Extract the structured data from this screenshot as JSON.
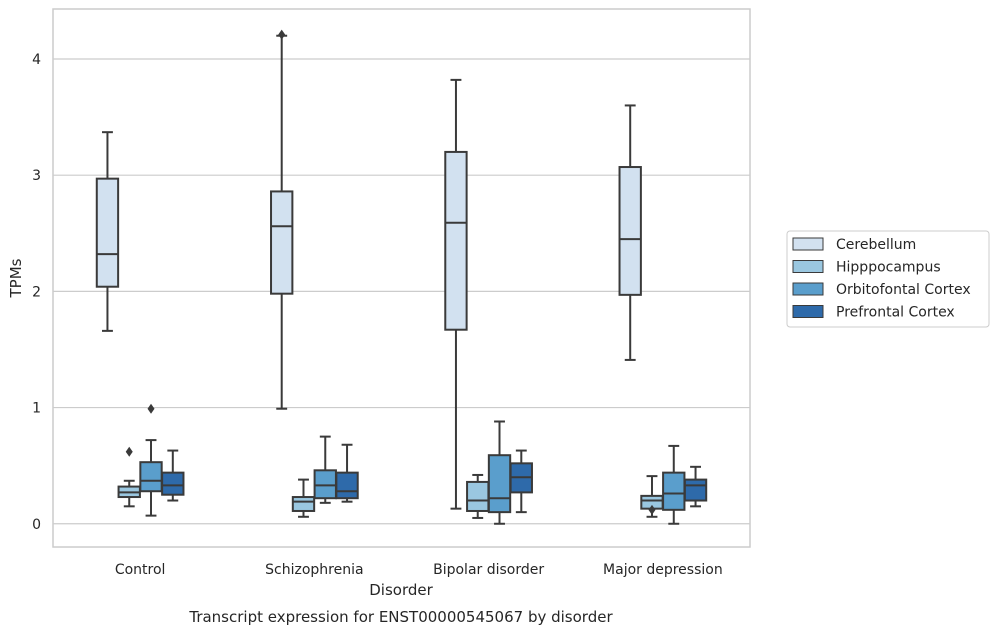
{
  "chart_data": {
    "type": "box",
    "title": "Transcript expression for ENST00000545067 by disorder",
    "xlabel": "Disorder",
    "ylabel": "TPMs",
    "ylim": [
      -0.2,
      4.43
    ],
    "yticks": [
      0,
      1,
      2,
      3,
      4
    ],
    "grid": "horizontal",
    "legend_position": "right",
    "categories": [
      "Control",
      "Schizophrenia",
      "Bipolar disorder",
      "Major depression"
    ],
    "series": [
      {
        "name": "Cerebellum",
        "color": "#d2e1f0",
        "boxes": [
          {
            "whisker_low": 1.66,
            "q1": 2.04,
            "median": 2.32,
            "q3": 2.97,
            "whisker_high": 3.37,
            "outliers": []
          },
          {
            "whisker_low": 0.99,
            "q1": 1.98,
            "median": 2.56,
            "q3": 2.86,
            "whisker_high": 4.2,
            "outliers": [
              4.21
            ]
          },
          {
            "whisker_low": 0.13,
            "q1": 1.67,
            "median": 2.59,
            "q3": 3.2,
            "whisker_high": 3.82,
            "outliers": []
          },
          {
            "whisker_low": 1.41,
            "q1": 1.97,
            "median": 2.45,
            "q3": 3.07,
            "whisker_high": 3.6,
            "outliers": []
          }
        ]
      },
      {
        "name": "Hipppocampus",
        "color": "#9ac7e0",
        "boxes": [
          {
            "whisker_low": 0.15,
            "q1": 0.23,
            "median": 0.27,
            "q3": 0.32,
            "whisker_high": 0.37,
            "outliers": [
              0.62
            ]
          },
          {
            "whisker_low": 0.06,
            "q1": 0.11,
            "median": 0.19,
            "q3": 0.23,
            "whisker_high": 0.38,
            "outliers": []
          },
          {
            "whisker_low": 0.05,
            "q1": 0.11,
            "median": 0.2,
            "q3": 0.36,
            "whisker_high": 0.42,
            "outliers": []
          },
          {
            "whisker_low": 0.06,
            "q1": 0.13,
            "median": 0.2,
            "q3": 0.24,
            "whisker_high": 0.41,
            "outliers": [
              0.12
            ]
          }
        ]
      },
      {
        "name": "Orbitofontal Cortex",
        "color": "#5a9ecc",
        "boxes": [
          {
            "whisker_low": 0.07,
            "q1": 0.28,
            "median": 0.37,
            "q3": 0.53,
            "whisker_high": 0.72,
            "outliers": [
              0.99
            ]
          },
          {
            "whisker_low": 0.18,
            "q1": 0.22,
            "median": 0.33,
            "q3": 0.46,
            "whisker_high": 0.75,
            "outliers": []
          },
          {
            "whisker_low": 0.0,
            "q1": 0.1,
            "median": 0.22,
            "q3": 0.59,
            "whisker_high": 0.88,
            "outliers": []
          },
          {
            "whisker_low": 0.0,
            "q1": 0.12,
            "median": 0.26,
            "q3": 0.44,
            "whisker_high": 0.67,
            "outliers": []
          }
        ]
      },
      {
        "name": "Prefrontal Cortex",
        "color": "#2e6aaa",
        "boxes": [
          {
            "whisker_low": 0.2,
            "q1": 0.25,
            "median": 0.33,
            "q3": 0.44,
            "whisker_high": 0.63,
            "outliers": []
          },
          {
            "whisker_low": 0.19,
            "q1": 0.22,
            "median": 0.28,
            "q3": 0.44,
            "whisker_high": 0.68,
            "outliers": []
          },
          {
            "whisker_low": 0.1,
            "q1": 0.27,
            "median": 0.4,
            "q3": 0.52,
            "whisker_high": 0.63,
            "outliers": []
          },
          {
            "whisker_low": 0.15,
            "q1": 0.2,
            "median": 0.33,
            "q3": 0.38,
            "whisker_high": 0.49,
            "outliers": []
          }
        ]
      }
    ]
  }
}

◆ REQUIRED TASK
Reproduce all entries exactly. Pictures do not belong in the copy.

◆ OUTPUT
Extract the structured data from this screenshot as JSON.
{
  "chart_data": {
    "type": "box",
    "title": "Transcript expression for ENST00000545067 by disorder",
    "xlabel": "Disorder",
    "ylabel": "TPMs",
    "ylim": [
      -0.2,
      4.43
    ],
    "yticks": [
      0,
      1,
      2,
      3,
      4
    ],
    "grid": "horizontal",
    "legend_position": "right",
    "categories": [
      "Control",
      "Schizophrenia",
      "Bipolar disorder",
      "Major depression"
    ],
    "series": [
      {
        "name": "Cerebellum",
        "color": "#d2e1f0",
        "boxes": [
          {
            "whisker_low": 1.66,
            "q1": 2.04,
            "median": 2.32,
            "q3": 2.97,
            "whisker_high": 3.37,
            "outliers": []
          },
          {
            "whisker_low": 0.99,
            "q1": 1.98,
            "median": 2.56,
            "q3": 2.86,
            "whisker_high": 4.2,
            "outliers": [
              4.21
            ]
          },
          {
            "whisker_low": 0.13,
            "q1": 1.67,
            "median": 2.59,
            "q3": 3.2,
            "whisker_high": 3.82,
            "outliers": []
          },
          {
            "whisker_low": 1.41,
            "q1": 1.97,
            "median": 2.45,
            "q3": 3.07,
            "whisker_high": 3.6,
            "outliers": []
          }
        ]
      },
      {
        "name": "Hipppocampus",
        "color": "#9ac7e0",
        "boxes": [
          {
            "whisker_low": 0.15,
            "q1": 0.23,
            "median": 0.27,
            "q3": 0.32,
            "whisker_high": 0.37,
            "outliers": [
              0.62
            ]
          },
          {
            "whisker_low": 0.06,
            "q1": 0.11,
            "median": 0.19,
            "q3": 0.23,
            "whisker_high": 0.38,
            "outliers": []
          },
          {
            "whisker_low": 0.05,
            "q1": 0.11,
            "median": 0.2,
            "q3": 0.36,
            "whisker_high": 0.42,
            "outliers": []
          },
          {
            "whisker_low": 0.06,
            "q1": 0.13,
            "median": 0.2,
            "q3": 0.24,
            "whisker_high": 0.41,
            "outliers": [
              0.12
            ]
          }
        ]
      },
      {
        "name": "Orbitofontal Cortex",
        "color": "#5a9ecc",
        "boxes": [
          {
            "whisker_low": 0.07,
            "q1": 0.28,
            "median": 0.37,
            "q3": 0.53,
            "whisker_high": 0.72,
            "outliers": [
              0.99
            ]
          },
          {
            "whisker_low": 0.18,
            "q1": 0.22,
            "median": 0.33,
            "q3": 0.46,
            "whisker_high": 0.75,
            "outliers": []
          },
          {
            "whisker_low": 0.0,
            "q1": 0.1,
            "median": 0.22,
            "q3": 0.59,
            "whisker_high": 0.88,
            "outliers": []
          },
          {
            "whisker_low": 0.0,
            "q1": 0.12,
            "median": 0.26,
            "q3": 0.44,
            "whisker_high": 0.67,
            "outliers": []
          }
        ]
      },
      {
        "name": "Prefrontal Cortex",
        "color": "#2e6aaa",
        "boxes": [
          {
            "whisker_low": 0.2,
            "q1": 0.25,
            "median": 0.33,
            "q3": 0.44,
            "whisker_high": 0.63,
            "outliers": []
          },
          {
            "whisker_low": 0.19,
            "q1": 0.22,
            "median": 0.28,
            "q3": 0.44,
            "whisker_high": 0.68,
            "outliers": []
          },
          {
            "whisker_low": 0.1,
            "q1": 0.27,
            "median": 0.4,
            "q3": 0.52,
            "whisker_high": 0.63,
            "outliers": []
          },
          {
            "whisker_low": 0.15,
            "q1": 0.2,
            "median": 0.33,
            "q3": 0.38,
            "whisker_high": 0.49,
            "outliers": []
          }
        ]
      }
    ]
  }
}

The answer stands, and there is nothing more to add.